◆ Selected extract
The Granny Gear Transmission Explained, Featuring the 2021 Ford Bronco

By Christian Hazel - Jul 22, 2020

FORD

FORD

 

The 2021 Bronco's seven-speed marks the first true in-transmission crawler gear in an SUV since 1991.

 

What is a granny gear transmission? It's a question many off-road neophytes (or even some with more experience) might ask, especially as the 2021 Ford Bronco has brought the relatively dormant terminology to the fore. Indeed, the new SUV's standard seven-speed manual transmission is really a six-speed with a seventh "granny" gear. So, let's dive in.

 

FORD

FORD

 

What Is A "Granny Gear?"

 

Opinions vary on what constitutes a "granny transmission," but in a nutshell it's a manual transmission with an extremely low gear ratio that allows the vehicle to crawl along at a super-slow pace akin to that of a kindly old granny shuffling along. These transmission types were more common back in the early and mid 20th century, especially in utilitarian trucks.

Some may argue that any first gear ratio that's more than a full point from the next closest gear (for example, an NV3550 with a 4.01:1 ratio being its lowest, and therefore "first" in the sequential sense, and 2.33:1 being its next-lowest, or "second" gear) is what constitutes a granny gear, but we don't really buy that. Instead, a granny gear is something that's otherwise useless in normal, everyday driving. For example, you wouldn't use the ultra-low gear ratio as the transmission's "first" gear every time you pull away from a stoplight, only to bang solidly down several figurative flights of stairs to a much-taller (numerically lower) ratio? Nope, we didn't think so.

 

Why Use A Granny Gear Transmission?

◆ Objectives
**1)** Update the granny gear article from "The Granny Gear" to "SUV since 1991.", putting "7-speed" in place of "seven-speed".
**2)** Write the next part of the granny gear article, picking up after its final line.
The records come from a separate source, unrelated to the article above.

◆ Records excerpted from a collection
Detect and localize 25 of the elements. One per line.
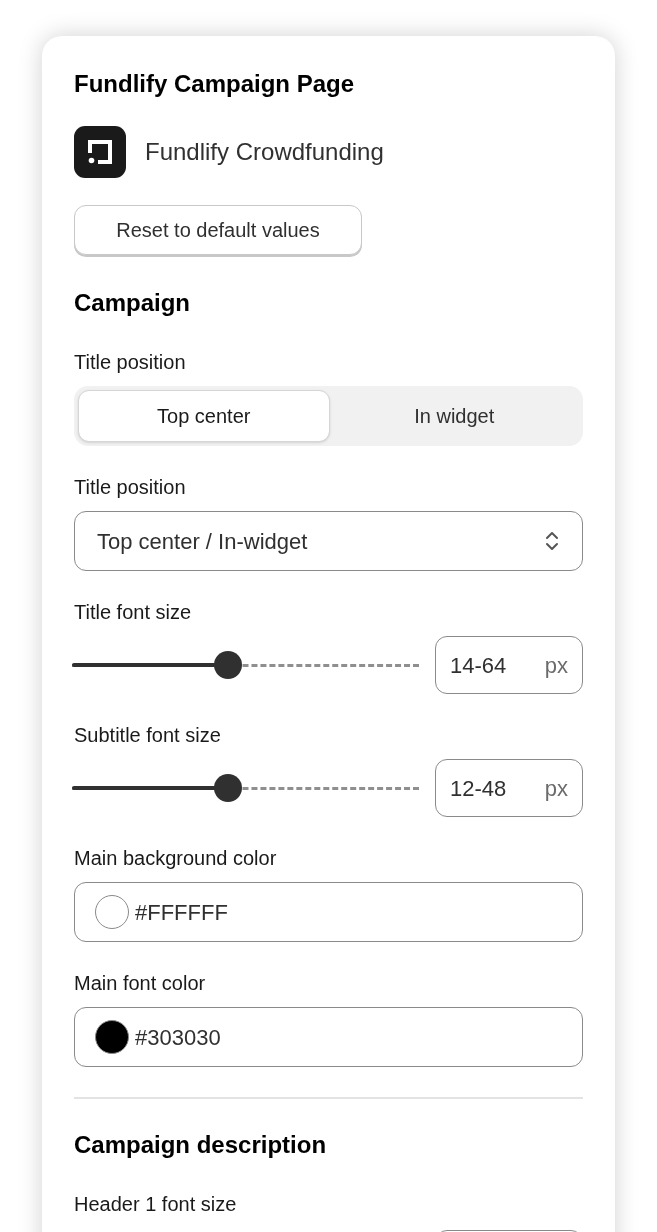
number-field[interactable]: 12-48 px [435, 759, 583, 817]
segment-tab[interactable]: Top center [78, 390, 330, 442]
segment-tab[interactable]: In widget [329, 390, 579, 442]
field-label: Main background color [74, 848, 278, 868]
chevron-up-down-icon [544, 529, 560, 553]
field-label: Title position [74, 477, 187, 497]
field-label: Title font size [74, 602, 193, 622]
slider-thumb[interactable] [214, 651, 243, 679]
slider-track[interactable] [72, 774, 419, 802]
select-field[interactable]: Top center / In-widget [74, 511, 583, 571]
logo-icon [74, 126, 126, 178]
color-field[interactable]: #FFFFFF [74, 882, 583, 942]
reset-button[interactable]: Reset to default values [74, 205, 362, 255]
field-label: Subtitle font size [74, 725, 222, 745]
slider-thumb[interactable] [214, 774, 243, 802]
color-field[interactable]: #303030 [74, 1007, 583, 1067]
field-label: Header 1 font size [74, 1194, 238, 1214]
brand-name: Fundlify Crowdfunding [145, 137, 384, 167]
slider-track[interactable] [72, 651, 419, 679]
number-field[interactable]: 14-64 px [435, 636, 583, 694]
section-heading: Campaign [74, 288, 191, 318]
field-label: Main font color [74, 973, 207, 993]
panel-title: Fundlify Campaign Page [74, 69, 356, 99]
field-label: Title position [74, 352, 187, 372]
section-heading: Campaign description [74, 1130, 328, 1160]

◆ Outputs
**1)**
The Granny Gear Transmission Explained, Featuring the 2021 Ford Bronco

By Christian Hazel - Jul 22, 2020

FORD

FORD

 

The 2021 Bronco's 7-speed marks the first true in-transmission crawler gear in an SUV since 1991.

**2)**
With relatively anemic low-compression four-, six-, or eight-cylinder gas or diesel engines, early commercial trucks and utility vehicles used absurdly low gear ratios between 6.0:1 and 7.02:1 to help get their GVWs of 10,000 to 30,000 pounds up and moving well enough that second gear could be double-clutched on the fly and the load could continue down the road. It also made it possible for these low-horsepower, low-torque engines to pull loads up steep hills without overwhelming the drivetrain, stalling the engine, and sending the whole shebang careening backwards, guided only by gravity.

But as time and technology advanced, so, too, did the expectations of manual-transmission drivers. Consider that the horsepower and torque level of a late-1980s half-ton SUV could be more than double that of a 1950s over-the-road semi tractor, largely negating the need for a super-deep first gear ratio. So, as automakers began using up their supply of granny-gear four-speed manuals in SUVs, they began transitioning either to manuals that offered closer first and second gears or omitted the manual option altogether in favor of overdrive automatic transmissions. Oh, and two-speed transfer cases with low-range gearing also largely obfuscate the need for a granny or crawler gear built into the transmission.

 

The Last Production SUV With A Granny Gear Was…

 

 

We'll preface this by saying granny gear transmissions have never really gone away. At one point in time, GM, Ford, and Ram all offered five- or six-speed manual transmissions with a low first gear ratio somewhere in the 5:1 or 6:1 neighborhood in pickup trucks. But by the time the most commonly known variant of these, the NV4500, began appearing in GM trucks in 1992 and Dodge trucks in 1995, SUVs had more or less given up the option of a manual transmission. The small SUVs like GM's S10 Chevy Blazer; Jeep's Wrangler, Cherokee, and Grand Cherokee (at least for one year); and Ford's Explorer all used aluminum-housing four-, five-, or six-speed manuals of one form or another that didn't feature a granny gear. Ford used the NP435 with a 6.68:1 first gear ratio up through the 1986 model year, but for 1987 the four-speed manual was dropped and a Mazda-sourced M5OD close-ratio five-speed was the manual offering.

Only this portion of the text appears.